++++ RECORDED INFORMATION

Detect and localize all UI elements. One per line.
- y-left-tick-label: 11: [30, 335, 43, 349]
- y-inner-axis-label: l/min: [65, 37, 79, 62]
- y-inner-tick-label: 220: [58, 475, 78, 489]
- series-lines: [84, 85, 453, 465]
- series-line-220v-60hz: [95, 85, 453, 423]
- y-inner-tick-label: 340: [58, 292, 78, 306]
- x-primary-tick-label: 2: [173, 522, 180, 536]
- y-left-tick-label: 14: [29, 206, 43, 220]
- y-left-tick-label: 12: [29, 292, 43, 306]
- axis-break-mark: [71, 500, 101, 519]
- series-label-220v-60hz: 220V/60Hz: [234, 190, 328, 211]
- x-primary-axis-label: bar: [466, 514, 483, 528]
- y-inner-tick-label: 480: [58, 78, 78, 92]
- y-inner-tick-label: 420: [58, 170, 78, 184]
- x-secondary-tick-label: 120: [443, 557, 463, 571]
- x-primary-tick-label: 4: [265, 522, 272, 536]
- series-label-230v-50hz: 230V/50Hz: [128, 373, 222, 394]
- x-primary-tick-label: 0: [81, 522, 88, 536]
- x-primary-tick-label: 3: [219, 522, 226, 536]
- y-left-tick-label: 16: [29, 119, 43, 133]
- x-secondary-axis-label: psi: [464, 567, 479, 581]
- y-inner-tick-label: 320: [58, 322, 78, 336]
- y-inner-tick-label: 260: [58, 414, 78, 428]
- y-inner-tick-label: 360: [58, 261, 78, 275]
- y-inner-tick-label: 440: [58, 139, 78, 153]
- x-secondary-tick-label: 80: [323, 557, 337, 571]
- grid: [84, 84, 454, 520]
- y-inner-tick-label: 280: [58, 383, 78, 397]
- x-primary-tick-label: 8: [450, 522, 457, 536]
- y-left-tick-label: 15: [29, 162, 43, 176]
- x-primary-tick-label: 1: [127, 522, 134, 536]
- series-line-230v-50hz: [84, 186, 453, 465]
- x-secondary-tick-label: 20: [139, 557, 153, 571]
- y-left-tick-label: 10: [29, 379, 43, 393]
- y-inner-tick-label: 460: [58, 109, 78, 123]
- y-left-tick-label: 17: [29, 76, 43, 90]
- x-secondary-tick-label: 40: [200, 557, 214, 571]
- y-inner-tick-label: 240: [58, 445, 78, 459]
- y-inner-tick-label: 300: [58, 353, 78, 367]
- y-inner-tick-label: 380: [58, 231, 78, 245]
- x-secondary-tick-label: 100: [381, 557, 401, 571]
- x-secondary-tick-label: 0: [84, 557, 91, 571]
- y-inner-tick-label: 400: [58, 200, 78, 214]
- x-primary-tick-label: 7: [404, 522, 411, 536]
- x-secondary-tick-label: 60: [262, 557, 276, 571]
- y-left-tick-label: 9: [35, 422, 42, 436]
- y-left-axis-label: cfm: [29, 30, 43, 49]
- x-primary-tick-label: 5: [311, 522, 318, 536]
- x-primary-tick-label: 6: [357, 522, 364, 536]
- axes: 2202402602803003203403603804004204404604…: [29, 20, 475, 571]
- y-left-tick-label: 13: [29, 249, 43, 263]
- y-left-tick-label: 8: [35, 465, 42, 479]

++++++++

**OBJECTIVE:** Convert every line of the records above into a numbered list, omitting any blank lines.

**SOLUTION TO THIS TASK:**
1. Detect and localize all UI elements. One per line.
2. - y-left-tick-label: 11: [30, 335, 43, 349]
3. - y-inner-axis-label: l/min: [65, 37, 79, 62]
4. - y-inner-tick-label: 220: [58, 475, 78, 489]
5. - series-lines: [84, 85, 453, 465]
6. - series-line-220v-60hz: [95, 85, 453, 423]
7. - y-inner-tick-label: 340: [58, 292, 78, 306]
8. - x-primary-tick-label: 2: [173, 522, 180, 536]
9. - y-left-tick-label: 14: [29, 206, 43, 220]
10. - y-left-tick-label: 12: [29, 292, 43, 306]
11. - axis-break-mark: [71, 500, 101, 519]
12. - series-label-220v-60hz: 220V/60Hz: [234, 190, 328, 211]
13. - x-primary-axis-label: bar: [466, 514, 483, 528]
14. - y-inner-tick-label: 480: [58, 78, 78, 92]
15. - y-inner-tick-label: 420: [58, 170, 78, 184]
16. - x-secondary-tick-label: 120: [443, 557, 463, 571]
17. - x-primary-tick-label: 4: [265, 522, 272, 536]
18. - series-label-230v-50hz: 230V/50Hz: [128, 373, 222, 394]
19. - x-primary-tick-label: 0: [81, 522, 88, 536]
20. - x-primary-tick-label: 3: [219, 522, 226, 536]
21. - y-left-tick-label: 16: [29, 119, 43, 133]
22. - x-secondary-axis-label: psi: [464, 567, 479, 581]
23. - y-inner-tick-label: 320: [58, 322, 78, 336]
24. - y-inner-tick-label: 260: [58, 414, 78, 428]
25. - y-inner-tick-label: 360: [58, 261, 78, 275]
26. - y-inner-tick-label: 440: [58, 139, 78, 153]
27. - x-secondary-tick-label: 80: [323, 557, 337, 571]
28. - grid: [84, 84, 454, 520]
29. - y-inner-tick-label: 280: [58, 383, 78, 397]
30. - x-primary-tick-label: 8: [450, 522, 457, 536]
31. - y-left-tick-label: 15: [29, 162, 43, 176]
32. - x-primary-tick-label: 1: [127, 522, 134, 536]
33. - series-line-230v-50hz: [84, 186, 453, 465]
34. - x-secondary-tick-label: 20: [139, 557, 153, 571]
35. - y-left-tick-label: 10: [29, 379, 43, 393]
36. - y-inner-tick-label: 460: [58, 109, 78, 123]
37. - y-left-tick-label: 17: [29, 76, 43, 90]
38. - x-secondary-tick-label: 40: [200, 557, 214, 571]
39. - y-inner-tick-label: 240: [58, 445, 78, 459]
40. - y-inner-tick-label: 300: [58, 353, 78, 367]
41. - y-inner-tick-label: 380: [58, 231, 78, 245]
42. - x-secondary-tick-label: 100: [381, 557, 401, 571]
43. - x-secondary-tick-label: 0: [84, 557, 91, 571]
44. - y-inner-tick-label: 400: [58, 200, 78, 214]
45. - x-primary-tick-label: 7: [404, 522, 411, 536]
46. - x-secondary-tick-label: 60: [262, 557, 276, 571]
47. - y-left-tick-label: 9: [35, 422, 42, 436]
48. - y-left-axis-label: cfm: [29, 30, 43, 49]
49. - x-primary-tick-label: 5: [311, 522, 318, 536]
50. - x-primary-tick-label: 6: [357, 522, 364, 536]
51. - axes: 2202402602803003203403603804004204404604…: [29, 20, 475, 571]
52. - y-left-tick-label: 13: [29, 249, 43, 263]
53. - y-left-tick-label: 8: [35, 465, 42, 479]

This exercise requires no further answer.